Stated problem
Filter the entries, keeping every line with the word "ГОСТ".

Raw records
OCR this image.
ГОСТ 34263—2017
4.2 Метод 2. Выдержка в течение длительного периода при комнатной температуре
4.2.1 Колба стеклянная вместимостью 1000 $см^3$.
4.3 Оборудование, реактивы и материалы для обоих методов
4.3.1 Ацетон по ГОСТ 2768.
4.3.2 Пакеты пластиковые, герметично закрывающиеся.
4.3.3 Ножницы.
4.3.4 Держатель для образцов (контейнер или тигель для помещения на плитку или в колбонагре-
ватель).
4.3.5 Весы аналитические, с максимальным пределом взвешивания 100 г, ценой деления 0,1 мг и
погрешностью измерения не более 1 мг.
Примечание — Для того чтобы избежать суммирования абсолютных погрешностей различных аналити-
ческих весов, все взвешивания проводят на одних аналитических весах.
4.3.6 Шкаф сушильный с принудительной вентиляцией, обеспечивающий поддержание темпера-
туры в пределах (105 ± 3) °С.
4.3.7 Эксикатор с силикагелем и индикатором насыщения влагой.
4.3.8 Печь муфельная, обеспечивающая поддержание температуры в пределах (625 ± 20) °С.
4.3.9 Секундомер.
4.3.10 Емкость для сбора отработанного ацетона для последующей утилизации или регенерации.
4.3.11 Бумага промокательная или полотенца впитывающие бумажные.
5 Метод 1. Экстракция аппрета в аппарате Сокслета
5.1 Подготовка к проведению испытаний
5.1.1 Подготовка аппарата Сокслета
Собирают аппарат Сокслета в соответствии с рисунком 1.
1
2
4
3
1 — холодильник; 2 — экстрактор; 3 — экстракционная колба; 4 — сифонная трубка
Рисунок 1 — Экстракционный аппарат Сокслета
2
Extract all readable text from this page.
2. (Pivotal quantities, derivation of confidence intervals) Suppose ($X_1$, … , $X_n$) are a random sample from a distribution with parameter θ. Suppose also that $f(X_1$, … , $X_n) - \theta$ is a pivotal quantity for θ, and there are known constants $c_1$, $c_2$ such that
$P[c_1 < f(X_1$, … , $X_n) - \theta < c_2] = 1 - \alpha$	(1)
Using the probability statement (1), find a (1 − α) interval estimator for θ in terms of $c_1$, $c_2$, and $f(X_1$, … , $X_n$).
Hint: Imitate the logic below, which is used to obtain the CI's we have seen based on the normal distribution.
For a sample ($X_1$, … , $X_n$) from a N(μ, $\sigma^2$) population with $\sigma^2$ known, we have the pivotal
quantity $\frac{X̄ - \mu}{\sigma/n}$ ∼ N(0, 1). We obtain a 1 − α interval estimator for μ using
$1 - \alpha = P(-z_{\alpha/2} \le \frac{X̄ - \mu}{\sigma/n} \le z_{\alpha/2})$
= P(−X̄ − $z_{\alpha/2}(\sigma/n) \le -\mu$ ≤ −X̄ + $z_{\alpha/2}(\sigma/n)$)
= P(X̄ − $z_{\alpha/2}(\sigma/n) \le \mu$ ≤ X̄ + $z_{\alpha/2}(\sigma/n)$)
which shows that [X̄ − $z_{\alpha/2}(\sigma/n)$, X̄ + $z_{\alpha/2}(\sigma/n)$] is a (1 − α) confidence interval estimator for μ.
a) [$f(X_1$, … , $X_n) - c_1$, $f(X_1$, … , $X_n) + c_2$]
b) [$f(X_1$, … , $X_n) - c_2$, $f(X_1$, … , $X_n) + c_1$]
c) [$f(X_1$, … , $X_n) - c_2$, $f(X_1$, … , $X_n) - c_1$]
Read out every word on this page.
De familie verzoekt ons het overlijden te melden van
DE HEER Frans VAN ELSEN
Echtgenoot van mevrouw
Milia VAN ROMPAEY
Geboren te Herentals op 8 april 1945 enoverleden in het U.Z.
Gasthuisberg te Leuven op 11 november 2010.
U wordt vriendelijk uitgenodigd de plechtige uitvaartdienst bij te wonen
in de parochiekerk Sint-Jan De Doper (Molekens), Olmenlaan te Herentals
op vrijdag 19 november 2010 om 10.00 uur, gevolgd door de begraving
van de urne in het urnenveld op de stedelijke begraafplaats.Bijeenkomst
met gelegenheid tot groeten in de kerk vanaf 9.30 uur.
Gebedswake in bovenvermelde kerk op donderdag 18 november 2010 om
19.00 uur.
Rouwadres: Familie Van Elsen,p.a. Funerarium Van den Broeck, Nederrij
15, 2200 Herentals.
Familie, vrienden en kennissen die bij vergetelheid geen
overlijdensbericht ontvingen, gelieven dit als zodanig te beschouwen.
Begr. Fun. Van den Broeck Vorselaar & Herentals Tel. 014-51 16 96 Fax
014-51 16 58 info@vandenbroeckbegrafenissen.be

Task output
ГОСТ 34263—2017
4.3.1 Ацетон по ГОСТ 2768.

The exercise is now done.